Task requirements » Restate the entries below verbatim.

Dataset rows »
[START]

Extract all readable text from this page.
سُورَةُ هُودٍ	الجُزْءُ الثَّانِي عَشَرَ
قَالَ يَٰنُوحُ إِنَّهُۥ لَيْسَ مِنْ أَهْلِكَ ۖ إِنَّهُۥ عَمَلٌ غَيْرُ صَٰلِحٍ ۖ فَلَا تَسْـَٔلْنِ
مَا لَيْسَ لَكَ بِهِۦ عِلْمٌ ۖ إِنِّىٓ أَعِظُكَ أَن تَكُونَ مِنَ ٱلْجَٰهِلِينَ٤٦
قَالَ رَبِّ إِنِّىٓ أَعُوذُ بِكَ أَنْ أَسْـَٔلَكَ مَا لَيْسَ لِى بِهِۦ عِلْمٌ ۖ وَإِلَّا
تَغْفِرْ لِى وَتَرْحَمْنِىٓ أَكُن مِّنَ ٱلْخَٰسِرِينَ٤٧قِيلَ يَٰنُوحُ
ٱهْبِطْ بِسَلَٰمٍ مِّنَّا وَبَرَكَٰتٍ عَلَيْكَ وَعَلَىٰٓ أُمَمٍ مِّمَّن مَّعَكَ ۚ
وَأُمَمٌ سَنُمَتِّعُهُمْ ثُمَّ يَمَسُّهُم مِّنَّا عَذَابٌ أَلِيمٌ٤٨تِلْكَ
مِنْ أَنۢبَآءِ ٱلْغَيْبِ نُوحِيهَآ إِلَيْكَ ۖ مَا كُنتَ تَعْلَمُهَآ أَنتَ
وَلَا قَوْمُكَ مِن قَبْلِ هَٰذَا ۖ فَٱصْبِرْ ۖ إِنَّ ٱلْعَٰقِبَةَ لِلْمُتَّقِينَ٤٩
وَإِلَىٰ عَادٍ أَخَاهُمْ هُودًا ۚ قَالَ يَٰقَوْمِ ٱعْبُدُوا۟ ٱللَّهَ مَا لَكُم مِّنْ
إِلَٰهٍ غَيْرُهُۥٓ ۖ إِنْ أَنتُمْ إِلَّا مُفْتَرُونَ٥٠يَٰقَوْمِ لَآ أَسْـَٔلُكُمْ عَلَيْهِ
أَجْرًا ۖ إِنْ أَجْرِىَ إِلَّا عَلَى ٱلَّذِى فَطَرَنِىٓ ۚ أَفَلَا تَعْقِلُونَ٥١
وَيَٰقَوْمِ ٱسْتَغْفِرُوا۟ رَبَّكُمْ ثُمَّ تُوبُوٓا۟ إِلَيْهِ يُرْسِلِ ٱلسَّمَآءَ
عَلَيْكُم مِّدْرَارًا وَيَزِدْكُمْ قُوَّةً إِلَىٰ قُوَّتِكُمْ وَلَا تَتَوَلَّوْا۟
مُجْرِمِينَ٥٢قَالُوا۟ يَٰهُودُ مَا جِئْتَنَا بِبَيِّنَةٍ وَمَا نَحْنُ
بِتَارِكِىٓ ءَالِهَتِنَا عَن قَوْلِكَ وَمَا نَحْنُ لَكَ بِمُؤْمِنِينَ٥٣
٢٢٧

[END]

Finished exercise »
Extract all readable text from this page.
سُورَةُ هُودٍ	الجُزْءُ الثَّانِي عَشَرَ
قَالَ يَٰنُوحُ إِنَّهُۥ لَيْسَ مِنْ أَهْلِكَ ۖ إِنَّهُۥ عَمَلٌ غَيْرُ صَٰلِحٍ ۖ فَلَا تَسْـَٔلْنِ
مَا لَيْسَ لَكَ بِهِۦ عِلْمٌ ۖ إِنِّىٓ أَعِظُكَ أَن تَكُونَ مِنَ ٱلْجَٰهِلِينَ٤٦
قَالَ رَبِّ إِنِّىٓ أَعُوذُ بِكَ أَنْ أَسْـَٔلَكَ مَا لَيْسَ لِى بِهِۦ عِلْمٌ ۖ وَإِلَّا
تَغْفِرْ لِى وَتَرْحَمْنِىٓ أَكُن مِّنَ ٱلْخَٰسِرِينَ٤٧قِيلَ يَٰنُوحُ
ٱهْبِطْ بِسَلَٰمٍ مِّنَّا وَبَرَكَٰتٍ عَلَيْكَ وَعَلَىٰٓ أُمَمٍ مِّمَّن مَّعَكَ ۚ
وَأُمَمٌ سَنُمَتِّعُهُمْ ثُمَّ يَمَسُّهُم مِّنَّا عَذَابٌ أَلِيمٌ٤٨تِلْكَ
مِنْ أَنۢبَآءِ ٱلْغَيْبِ نُوحِيهَآ إِلَيْكَ ۖ مَا كُنتَ تَعْلَمُهَآ أَنتَ
وَلَا قَوْمُكَ مِن قَبْلِ هَٰذَا ۖ فَٱصْبِرْ ۖ إِنَّ ٱلْعَٰقِبَةَ لِلْمُتَّقِينَ٤٩
وَإِلَىٰ عَادٍ أَخَاهُمْ هُودًا ۚ قَالَ يَٰقَوْمِ ٱعْبُدُوا۟ ٱللَّهَ مَا لَكُم مِّنْ
إِلَٰهٍ غَيْرُهُۥٓ ۖ إِنْ أَنتُمْ إِلَّا مُفْتَرُونَ٥٠يَٰقَوْمِ لَآ أَسْـَٔلُكُمْ عَلَيْهِ
أَجْرًا ۖ إِنْ أَجْرِىَ إِلَّا عَلَى ٱلَّذِى فَطَرَنِىٓ ۚ أَفَلَا تَعْقِلُونَ٥١
وَيَٰقَوْمِ ٱسْتَغْفِرُوا۟ رَبَّكُمْ ثُمَّ تُوبُوٓا۟ إِلَيْهِ يُرْسِلِ ٱلسَّمَآءَ
عَلَيْكُم مِّدْرَارًا وَيَزِدْكُمْ قُوَّةً إِلَىٰ قُوَّتِكُمْ وَلَا تَتَوَلَّوْا۟
مُجْرِمِينَ٥٢قَالُوا۟ يَٰهُودُ مَا جِئْتَنَا بِبَيِّنَةٍ وَمَا نَحْنُ
بِتَارِكِىٓ ءَالِهَتِنَا عَن قَوْلِكَ وَمَا نَحْنُ لَكَ بِمُؤْمِنِينَ٥٣
٢٢٧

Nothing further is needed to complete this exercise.